**PAGE EXCERPT**
=-=-=

# Understanding hi-def channels



## rochrunner (Dec 2, 2006)

I just got my DISH installation yesterday -- had been on DirecTV for a long time, but with a very old non-HD dish & DVR. I'm trying to hold costs down, so got the "Silver200" package with _no_ extras (HD pkg or otherwise). However, I do have an HDTV and got the Vip722 DVR installed.

I connected the DVR to my TV with an HDMI cable and set it up for hi-def output. My TV now sees the input at 1080i, but I am aware that that does not mean that it's a hi-def picture.

The installation tech said that I'd get the locals in HD (Detroit), but in the guide it looks like there are a lot of other channels that are also in HD. When I tune to some of them, I see the "HD" graphic in the info banner and it certainly looks like a hi-def picture.

So what's the story on hi-def channels in the standard package? And if I'm getting these in hi-def, what is included in the $10/month add-on?


----------



## Jim5506 (Jun 7, 2004)

=-=-=

[Entries drawn from a collection]
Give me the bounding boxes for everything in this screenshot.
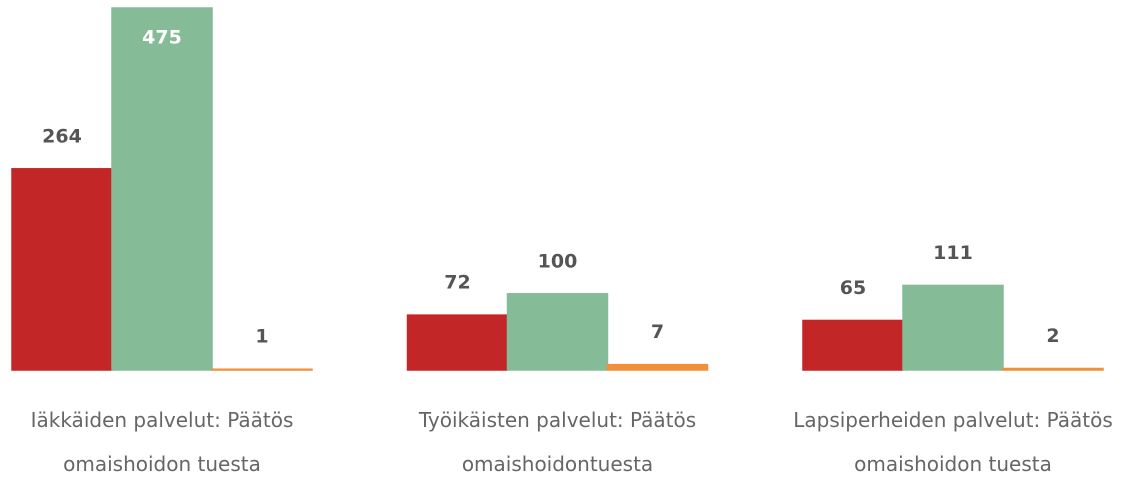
bar [11,168,113,371]
value-label: 7 [651,321,664,343]
value-label: 1 [255,326,268,348]
chart: 264 475 1 72 100 7 65 111 2 [11,7,1104,371]
bar [606,363,709,371]
value-label: 2 [1046,325,1059,347]
value-label: 65 [840,277,866,299]
bar [802,319,904,371]
bar [1002,367,1104,371]
bar [111,7,213,371]
value-label: 475 [142,27,182,49]
value-label: 264 [42,125,82,147]
bar [902,284,1004,371]
x-tick-label: Iäkkäiden palvelut: Päätös omaishoidon t… [30,408,294,476]
bar [506,293,609,371]
bar [211,368,313,371]
value-label: 100 [538,250,578,272]
value-label: 111 [933,242,973,264]
value-label: 72 [444,272,470,294]
x-tick-label: Lapsiperheiden palvelut: Päätös omaishoi… [793,408,1113,476]
x-tick-label: Työikäisten palvelut: Päätös omaishoidon… [418,408,697,476]
bar [406,314,509,371]
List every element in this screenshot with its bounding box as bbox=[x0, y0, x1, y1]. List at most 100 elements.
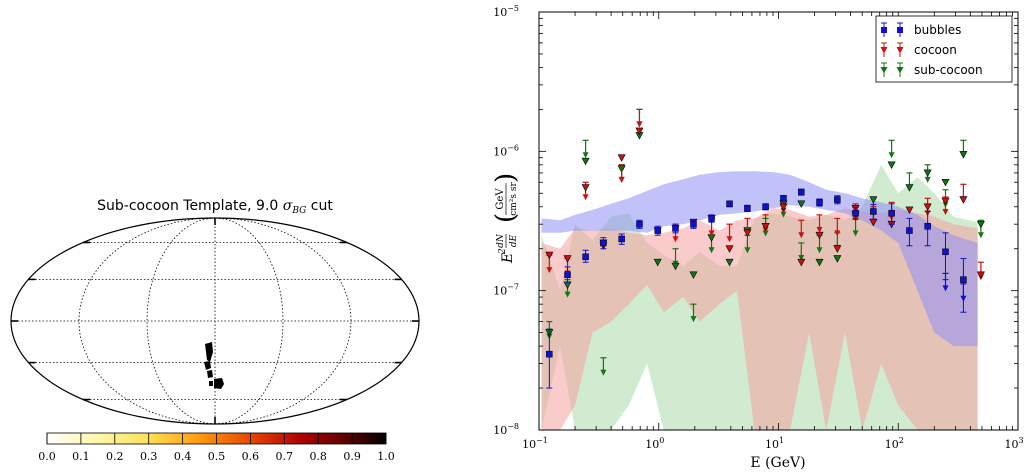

=-=-=

**TASK SET**
a) Using the hi-def channels thread, decide whether each statement agrees with it: (i) the poster connected the DVR to the TV with an HDMI cable; (ii) the poster subscribed to the HD package; (iii) the installation tech said the local channels would come in HD. Answer yes or no for each, quoting the words that decide it.
b) In the hi-def channels thread, which DVR model was installed?

**RESULTS OF THE TASKS**
a)
(i) Yes: "I connected the DVR to my TV with an HDMI cable"
(ii) No: "with _no_ extras (HD pkg or otherwise)"
(iii) Yes: "The installation tech said that I'd get the locals in HD (Detroit)"

b) The Vip722.